MATERIALS PROVIDED |
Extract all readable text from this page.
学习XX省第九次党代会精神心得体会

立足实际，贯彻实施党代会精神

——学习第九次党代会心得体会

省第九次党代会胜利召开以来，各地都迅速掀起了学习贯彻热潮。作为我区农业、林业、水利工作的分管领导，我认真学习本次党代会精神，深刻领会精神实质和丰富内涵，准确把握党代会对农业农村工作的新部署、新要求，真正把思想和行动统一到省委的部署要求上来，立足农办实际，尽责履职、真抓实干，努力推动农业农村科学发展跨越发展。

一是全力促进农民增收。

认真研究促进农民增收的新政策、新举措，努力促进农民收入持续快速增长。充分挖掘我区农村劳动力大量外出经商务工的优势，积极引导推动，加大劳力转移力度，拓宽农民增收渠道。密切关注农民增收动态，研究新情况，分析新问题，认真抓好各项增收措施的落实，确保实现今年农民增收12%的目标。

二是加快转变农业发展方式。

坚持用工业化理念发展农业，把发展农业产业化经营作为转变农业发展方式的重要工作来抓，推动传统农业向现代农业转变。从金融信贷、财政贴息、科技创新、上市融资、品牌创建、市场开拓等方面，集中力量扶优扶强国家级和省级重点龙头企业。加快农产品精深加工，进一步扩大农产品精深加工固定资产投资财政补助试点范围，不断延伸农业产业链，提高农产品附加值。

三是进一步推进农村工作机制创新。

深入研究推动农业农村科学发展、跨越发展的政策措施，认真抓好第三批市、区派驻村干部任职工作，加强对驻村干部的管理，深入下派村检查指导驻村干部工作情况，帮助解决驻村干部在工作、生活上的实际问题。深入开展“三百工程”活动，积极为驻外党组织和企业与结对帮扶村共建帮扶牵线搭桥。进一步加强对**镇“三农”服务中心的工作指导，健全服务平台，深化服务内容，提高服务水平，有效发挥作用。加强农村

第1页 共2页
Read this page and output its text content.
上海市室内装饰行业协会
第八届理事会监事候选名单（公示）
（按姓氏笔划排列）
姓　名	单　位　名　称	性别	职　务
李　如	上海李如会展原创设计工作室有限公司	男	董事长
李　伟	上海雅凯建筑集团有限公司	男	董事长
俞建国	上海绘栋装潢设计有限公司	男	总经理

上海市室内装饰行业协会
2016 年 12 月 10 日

TO DO | Return the entries above exactly as they appear.

RESULT BELOW |
Extract all readable text from this page.
学习XX省第九次党代会精神心得体会

立足实际，贯彻实施党代会精神

——学习第九次党代会心得体会

省第九次党代会胜利召开以来，各地都迅速掀起了学习贯彻热潮。作为我区农业、林业、水利工作的分管领导，我认真学习本次党代会精神，深刻领会精神实质和丰富内涵，准确把握党代会对农业农村工作的新部署、新要求，真正把思想和行动统一到省委的部署要求上来，立足农办实际，尽责履职、真抓实干，努力推动农业农村科学发展跨越发展。

一是全力促进农民增收。

认真研究促进农民增收的新政策、新举措，努力促进农民收入持续快速增长。充分挖掘我区农村劳动力大量外出经商务工的优势，积极引导推动，加大劳力转移力度，拓宽农民增收渠道。密切关注农民增收动态，研究新情况，分析新问题，认真抓好各项增收措施的落实，确保实现今年农民增收12%的目标。

二是加快转变农业发展方式。

坚持用工业化理念发展农业，把发展农业产业化经营作为转变农业发展方式的重要工作来抓，推动传统农业向现代农业转变。从金融信贷、财政贴息、科技创新、上市融资、品牌创建、市场开拓等方面，集中力量扶优扶强国家级和省级重点龙头企业。加快农产品精深加工，进一步扩大农产品精深加工固定资产投资财政补助试点范围，不断延伸农业产业链，提高农产品附加值。

三是进一步推进农村工作机制创新。

深入研究推动农业农村科学发展、跨越发展的政策措施，认真抓好第三批市、区派驻村干部任职工作，加强对驻村干部的管理，深入下派村检查指导驻村干部工作情况，帮助解决驻村干部在工作、生活上的实际问题。深入开展“三百工程”活动，积极为驻外党组织和企业与结对帮扶村共建帮扶牵线搭桥。进一步加强对**镇“三农”服务中心的工作指导，健全服务平台，深化服务内容，提高服务水平，有效发挥作用。加强农村

第1页 共2页
Read this page and output its text content.
上海市室内装饰行业协会
第八届理事会监事候选名单（公示）
（按姓氏笔划排列）
姓　名	单　位　名　称	性别	职　务
李　如	上海李如会展原创设计工作室有限公司	男	董事长
李　伟	上海雅凯建筑集团有限公司	男	董事长
俞建国	上海绘栋装潢设计有限公司	男	总经理

上海市室内装饰行业协会
2016 年 12 月 10 日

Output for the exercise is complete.